:: PROVIDED MATERIAL

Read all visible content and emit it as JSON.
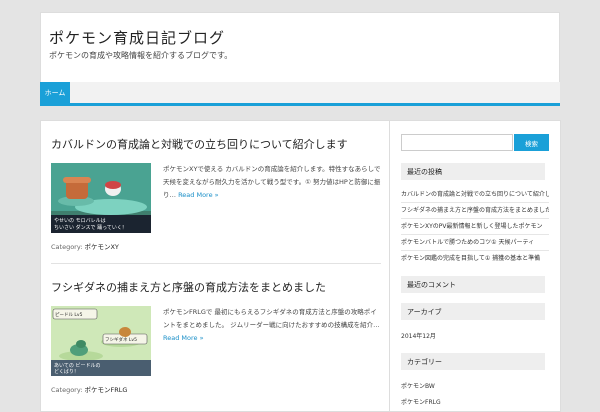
{
  "site": {
    "title": "ポケモン育成日記ブログ",
    "description": "ポケモンの育成や攻略情報を紹介するブログです。"
  },
  "nav": {
    "home_label": "ホーム"
  },
  "posts": [
    {
      "title": "カバルドンの育成論と対戦での立ち回りについて紹介します",
      "excerpt": "ポケモンXYで使える カバルドンの育成論を紹介します。特性すなあらしで天候を変えながら耐久力を活かして戦う型です。① 努力値はHPと防御に",
      "ellipsis": "振り… ",
      "read_more": "Read More »",
      "category_label": "Category: ",
      "category": "ポケモンXY",
      "thumb_caption_1": "やせいの モロバレルは",
      "thumb_caption_2": "ちいさい ダンスで 踊っていく！"
    },
    {
      "title": "フシギダネの捕まえ方と序盤の育成方法をまとめました",
      "excerpt": "ポケモンFRLGで 最初にもらえるフシギダネの育成方法と序盤の攻略ポイントをまとめました。 ジムリーダー戦に向けたおすすめの技構成を",
      "ellipsis": "紹介… ",
      "read_more": "Read More »",
      "category_label": "Category: ",
      "category": "ポケモンFRLG",
      "hud_top": "ピードル Lv5",
      "hud_bottom": "フシギダネ Lv5",
      "thumb_caption_1": "あいての ビードルの",
      "thumb_caption_2": "どくばり！"
    }
  ],
  "sidebar": {
    "search_button": "検索",
    "recent_title": "最近の投稿",
    "recent": [
      "カバルドンの育成論と対戦での立ち回りについて紹介します",
      "フシギダネの捕まえ方と序盤の育成方法をまとめました",
      "ポケモンXYのPV最新情報と新しく登場したポケモン",
      "ポケモンバトルで勝つためのコツ① 天候パーティ",
      "ポケモン図鑑の完成を目指して① 捕獲の基本と準備"
    ],
    "comments_title": "最近のコメント",
    "archive_title": "アーカイブ",
    "archive_month": "2014年12月",
    "category_title": "カテゴリー",
    "categories": [
      "ポケモンBW",
      "ポケモンFRLG"
    ]
  },
  "colors": {
    "accent": "#1aa0d8"
  }
}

::::

Print the whole listing above once more, word for word, without its pictures.

SOLUTION FOR THIS EXERCISE:
Read all visible content and emit it as JSON.
{
  "site": {
    "title": "ポケモン育成日記ブログ",
    "description": "ポケモンの育成や攻略情報を紹介するブログです。"
  },
  "nav": {
    "home_label": "ホーム"
  },
  "posts": [
    {
      "title": "カバルドンの育成論と対戦での立ち回りについて紹介します",
      "excerpt": "ポケモンXYで使える カバルドンの育成論を紹介します。特性すなあらしで天候を変えながら耐久力を活かして戦う型です。① 努力値はHPと防御に",
      "ellipsis": "振り… ",
      "read_more": "Read More »",
      "category_label": "Category: ",
      "category": "ポケモンXY",
      "thumb_caption_1": "やせいの モロバレルは",
      "thumb_caption_2": "ちいさい ダンスで 踊っていく！"
    },
    {
      "title": "フシギダネの捕まえ方と序盤の育成方法をまとめました",
      "excerpt": "ポケモンFRLGで 最初にもらえるフシギダネの育成方法と序盤の攻略ポイントをまとめました。 ジムリーダー戦に向けたおすすめの技構成を",
      "ellipsis": "紹介… ",
      "read_more": "Read More »",
      "category_label": "Category: ",
      "category": "ポケモンFRLG",
      "hud_top": "ピードル Lv5",
      "hud_bottom": "フシギダネ Lv5",
      "thumb_caption_1": "あいての ビードルの",
      "thumb_caption_2": "どくばり！"
    }
  ],
  "sidebar": {
    "search_button": "検索",
    "recent_title": "最近の投稿",
    "recent": [
      "カバルドンの育成論と対戦での立ち回りについて紹介します",
      "フシギダネの捕まえ方と序盤の育成方法をまとめました",
      "ポケモンXYのPV最新情報と新しく登場したポケモン",
      "ポケモンバトルで勝つためのコツ① 天候パーティ",
      "ポケモン図鑑の完成を目指して① 捕獲の基本と準備"
    ],
    "comments_title": "最近のコメント",
    "archive_title": "アーカイブ",
    "archive_month": "2014年12月",
    "category_title": "カテゴリー",
    "categories": [
      "ポケモンBW",
      "ポケモンFRLG"
    ]
  },
  "colors": {
    "accent": "#1aa0d8"
  }
}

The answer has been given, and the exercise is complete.